━━━━━ PROVIDED RECORDS

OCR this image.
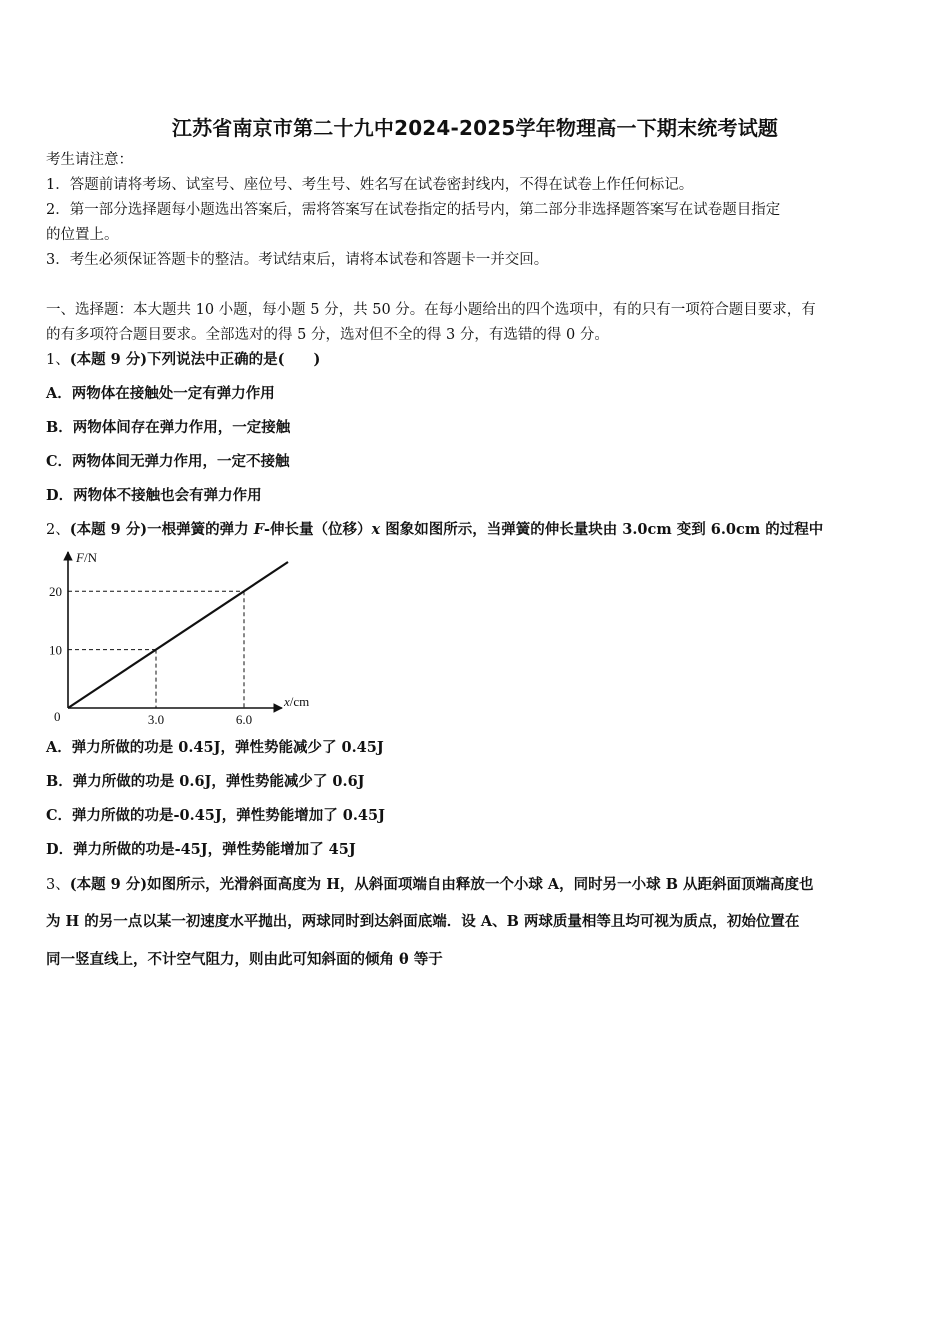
江苏省南京市第二十九中2024-2025学年物理高一下期末统考试题
考生请注意：
1．答题前请将考场、试室号、座位号、考生号、姓名写在试卷密封线内，不得在试卷上作任何标记。
2．第一部分选择题每小题选出答案后，需将答案写在试卷指定的括号内，第二部分非选择题答案写在试卷题目指定
的位置上。
3．考生必须保证答题卡的整洁。考试结束后，请将本试卷和答题卡一并交回。
一、选择题：本大题共 10 小题，每小题 5 分，共 50 分。在每小题给出的四个选项中，有的只有一项符合题目要求，有
的有多项符合题目要求。全部选对的得 5 分，选对但不全的得 3 分，有选错的得 0 分。
1、(本题 9 分)下列说法中正确的是(　　)
A．两物体在接触处一定有弹力作用
B．两物体间存在弹力作用，一定接触
C．两物体间无弹力作用，一定不接触
D．两物体不接触也会有弹力作用
2、(本题 9 分)一根弹簧的弹力 F-伸长量（位移）x 图象如图所示，当弹簧的伸长量块由 3.0cm 变到 6.0cm 的过程中
F/N
x/cm
0	3.0	6.0
10
20
A．弹力所做的功是 0.45J，弹性势能减少了 0.45J
B．弹力所做的功是 0.6J，弹性势能减少了 0.6J
C．弹力所做的功是-0.45J，弹性势能增加了 0.45J
D．弹力所做的功是-45J，弹性势能增加了 45J
3、(本题 9 分)如图所示，光滑斜面高度为 H，从斜面项端自由释放一个小球 A，同时另一小球 B 从距斜面顶端高度也
为 H 的另一点以某一初速度水平抛出，两球同时到达斜面底端．设 A、B 两球质量相等且均可视为质点，初始位置在
同一竖直线上，不计空气阻力，则由此可知斜面的倾角 θ 等于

━━━━━━━━━━

Make an exact reproduction of the listing above, without any pictures.

> [RESULT BELOW]
OCR this image.
江苏省南京市第二十九中2024-2025学年物理高一下期末统考试题
考生请注意：
1．答题前请将考场、试室号、座位号、考生号、姓名写在试卷密封线内，不得在试卷上作任何标记。
2．第一部分选择题每小题选出答案后，需将答案写在试卷指定的括号内，第二部分非选择题答案写在试卷题目指定
的位置上。
3．考生必须保证答题卡的整洁。考试结束后，请将本试卷和答题卡一并交回。
一、选择题：本大题共 10 小题，每小题 5 分，共 50 分。在每小题给出的四个选项中，有的只有一项符合题目要求，有
的有多项符合题目要求。全部选对的得 5 分，选对但不全的得 3 分，有选错的得 0 分。
1、(本题 9 分)下列说法中正确的是(　　)
A．两物体在接触处一定有弹力作用
B．两物体间存在弹力作用，一定接触
C．两物体间无弹力作用，一定不接触
D．两物体不接触也会有弹力作用
2、(本题 9 分)一根弹簧的弹力 F-伸长量（位移）x 图象如图所示，当弹簧的伸长量块由 3.0cm 变到 6.0cm 的过程中
F/N
x/cm
0	3.0	6.0
10
20
A．弹力所做的功是 0.45J，弹性势能减少了 0.45J
B．弹力所做的功是 0.6J，弹性势能减少了 0.6J
C．弹力所做的功是-0.45J，弹性势能增加了 0.45J
D．弹力所做的功是-45J，弹性势能增加了 45J
3、(本题 9 分)如图所示，光滑斜面高度为 H，从斜面项端自由释放一个小球 A，同时另一小球 B 从距斜面顶端高度也
为 H 的另一点以某一初速度水平抛出，两球同时到达斜面底端．设 A、B 两球质量相等且均可视为质点，初始位置在
同一竖直线上，不计空气阻力，则由此可知斜面的倾角 θ 等于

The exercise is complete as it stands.